*** Extract to read ***

Django is used to power some of the most important sites on the web and its increasing popularity has made it a critical piece of internet infrastructure. If you’ve found a security bug that could potentially impact the security of these sites, you have our thanks and might be eligible for a cash reward.
Bounty amounts are based on severity and will range from $250 to $3,000 USD.
The Fine Print
- Responsibly disclose a previously unknown vulnerability using the HackerOne platform, or directly to us while following our guidelines for reporting security issues
- The vulnerability must significantly compromise the security of a typical Django installation.
- Low priority vulnerabilities, such as Denial of Service attacks, are unlikely to qualify.
- Vulnerabilities in dependencies may qualify only if they are exploitable in the context of a typical Django installation.
- You should install Django on a server you own and test locally. Testing against a server without permission is grounds for disqualification. For help, see our Getting Started Guide
- We maintain a detailed archive of security issues to provide examples of the type of issues we’re interested in learning about.

*** End of Extract to read ***

▶ Problem set:
1) Answer these questions from the Django bug bounty text:
(a) What range do the bounty amounts cover?
(b) What type of attack is named as a low priority vulnerability that is unlikely to qualify?
(c) What action is stated to be grounds for disqualification?
2) Write a continuation of the Django bug bounty text that picks up after its final sentence.

*** Excerpted data ***

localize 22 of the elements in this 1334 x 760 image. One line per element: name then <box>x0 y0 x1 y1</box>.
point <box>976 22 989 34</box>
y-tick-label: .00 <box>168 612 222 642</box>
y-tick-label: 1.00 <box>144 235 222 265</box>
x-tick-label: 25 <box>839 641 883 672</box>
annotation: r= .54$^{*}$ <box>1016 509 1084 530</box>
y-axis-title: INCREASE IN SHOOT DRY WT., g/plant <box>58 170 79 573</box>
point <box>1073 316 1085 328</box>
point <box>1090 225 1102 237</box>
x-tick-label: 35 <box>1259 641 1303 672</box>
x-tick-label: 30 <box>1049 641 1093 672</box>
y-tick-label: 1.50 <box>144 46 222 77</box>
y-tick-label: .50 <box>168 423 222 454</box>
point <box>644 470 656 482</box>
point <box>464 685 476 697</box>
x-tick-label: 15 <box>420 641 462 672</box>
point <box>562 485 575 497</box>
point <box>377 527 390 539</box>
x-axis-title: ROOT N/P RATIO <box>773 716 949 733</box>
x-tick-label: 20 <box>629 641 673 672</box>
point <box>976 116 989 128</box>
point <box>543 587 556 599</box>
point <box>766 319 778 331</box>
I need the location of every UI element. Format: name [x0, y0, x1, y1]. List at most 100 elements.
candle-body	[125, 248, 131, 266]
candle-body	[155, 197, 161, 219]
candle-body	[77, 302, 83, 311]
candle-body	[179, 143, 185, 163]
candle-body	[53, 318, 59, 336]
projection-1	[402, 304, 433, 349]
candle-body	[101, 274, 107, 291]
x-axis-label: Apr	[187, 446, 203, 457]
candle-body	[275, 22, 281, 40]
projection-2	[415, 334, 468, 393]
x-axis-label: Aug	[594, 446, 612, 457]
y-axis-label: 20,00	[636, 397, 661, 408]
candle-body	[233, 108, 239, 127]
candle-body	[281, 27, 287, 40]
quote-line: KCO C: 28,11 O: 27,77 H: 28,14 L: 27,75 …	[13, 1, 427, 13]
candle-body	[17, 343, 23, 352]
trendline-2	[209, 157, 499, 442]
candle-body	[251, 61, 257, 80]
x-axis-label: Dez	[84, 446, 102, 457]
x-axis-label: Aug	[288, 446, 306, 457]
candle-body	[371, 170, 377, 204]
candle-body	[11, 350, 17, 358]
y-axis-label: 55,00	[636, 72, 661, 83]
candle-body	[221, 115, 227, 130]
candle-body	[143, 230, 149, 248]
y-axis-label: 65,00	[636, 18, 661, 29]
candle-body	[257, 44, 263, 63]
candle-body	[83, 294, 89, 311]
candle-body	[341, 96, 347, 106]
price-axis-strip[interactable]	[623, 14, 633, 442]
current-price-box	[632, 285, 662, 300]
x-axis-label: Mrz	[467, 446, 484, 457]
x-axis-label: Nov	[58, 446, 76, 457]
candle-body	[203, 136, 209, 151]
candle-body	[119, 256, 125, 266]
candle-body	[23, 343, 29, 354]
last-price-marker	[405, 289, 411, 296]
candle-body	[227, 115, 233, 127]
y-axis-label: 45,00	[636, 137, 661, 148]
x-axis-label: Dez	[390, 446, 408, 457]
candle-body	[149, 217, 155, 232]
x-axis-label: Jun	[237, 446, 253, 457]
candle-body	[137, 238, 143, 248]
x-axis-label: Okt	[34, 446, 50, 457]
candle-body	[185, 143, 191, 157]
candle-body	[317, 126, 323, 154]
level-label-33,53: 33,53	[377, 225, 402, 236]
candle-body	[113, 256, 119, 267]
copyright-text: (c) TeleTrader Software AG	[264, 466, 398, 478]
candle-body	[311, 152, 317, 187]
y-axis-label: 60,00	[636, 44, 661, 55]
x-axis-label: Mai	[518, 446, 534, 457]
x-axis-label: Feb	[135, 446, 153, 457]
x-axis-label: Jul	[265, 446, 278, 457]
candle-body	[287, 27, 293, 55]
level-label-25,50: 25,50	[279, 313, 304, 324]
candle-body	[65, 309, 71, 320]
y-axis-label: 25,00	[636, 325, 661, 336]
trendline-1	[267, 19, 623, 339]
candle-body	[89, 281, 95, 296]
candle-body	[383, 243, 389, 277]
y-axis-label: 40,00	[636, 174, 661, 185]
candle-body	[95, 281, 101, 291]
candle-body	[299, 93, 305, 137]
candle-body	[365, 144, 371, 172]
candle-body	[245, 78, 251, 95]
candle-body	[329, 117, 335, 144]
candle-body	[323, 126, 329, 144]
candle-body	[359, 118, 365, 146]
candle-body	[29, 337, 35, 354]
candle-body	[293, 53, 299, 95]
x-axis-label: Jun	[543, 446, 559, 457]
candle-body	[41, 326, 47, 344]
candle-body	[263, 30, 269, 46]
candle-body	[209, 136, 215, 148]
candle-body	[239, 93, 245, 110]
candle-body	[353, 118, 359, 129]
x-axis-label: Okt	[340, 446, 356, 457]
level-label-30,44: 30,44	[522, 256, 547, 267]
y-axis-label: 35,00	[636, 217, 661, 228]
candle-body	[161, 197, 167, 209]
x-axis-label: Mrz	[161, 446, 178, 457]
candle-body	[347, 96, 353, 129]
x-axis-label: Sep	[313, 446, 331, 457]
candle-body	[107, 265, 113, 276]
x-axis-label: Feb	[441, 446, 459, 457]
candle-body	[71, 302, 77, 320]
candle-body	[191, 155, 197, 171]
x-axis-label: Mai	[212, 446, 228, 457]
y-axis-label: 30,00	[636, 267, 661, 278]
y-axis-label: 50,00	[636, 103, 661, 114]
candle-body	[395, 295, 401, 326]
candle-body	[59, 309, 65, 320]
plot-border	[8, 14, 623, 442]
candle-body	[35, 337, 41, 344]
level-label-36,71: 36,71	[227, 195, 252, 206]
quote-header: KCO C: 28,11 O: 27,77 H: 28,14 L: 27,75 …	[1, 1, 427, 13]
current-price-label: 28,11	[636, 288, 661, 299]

*** End of Excerpted data ***

▶ Answers provided:
1)
(a) From $250 to $3,000 USD.
(b) Denial of Service attacks.
(c) Testing against a server without permission.

2)
- If you’re also a developer, you can optionally send us a patch for the issue. If we end up accepting your patch, we may add an extra bonus to your bounty depending on the complexity and completeness of the patch.
YOU MAY NOT TEST AGAINST SERVERS YOU DO NOT HAVE EXPLICIT PERMISSION TO TEST. YOU DO NOT HAVE PERMISSION TO SCAN THE DJANGOPROJECT.COM SERVERS.
IF YOU TEST AGAINST THE DJANGOPROJECT.COM SERVERS, YOU WILL NOT BE REWARDED ANY BOUNTY.
The Django team reserves the right to make the final call on the specific bounty amount for any issue, but to give you an idea of our priorities, here are some rough ranges for bounties, and the types of issues we expect would fall into each range:
Severe issues: $2000 - $3000
- Remote code execution
- SQL injection
Moderate issues: $500 - $2000
- Broken authentication
Low severity issues: $250 - $1000
- Sensitive data exposure
- Broken session management
- Unvalidated redirects/forwards
- Issues requiring an uncommon configuration option
No Reward: $0
- Any behavior which is clearly documented
- Any behavior which is the result of deliberate misconfiguration
- Issues in third-party libraries (please report issues directly to the maintainers)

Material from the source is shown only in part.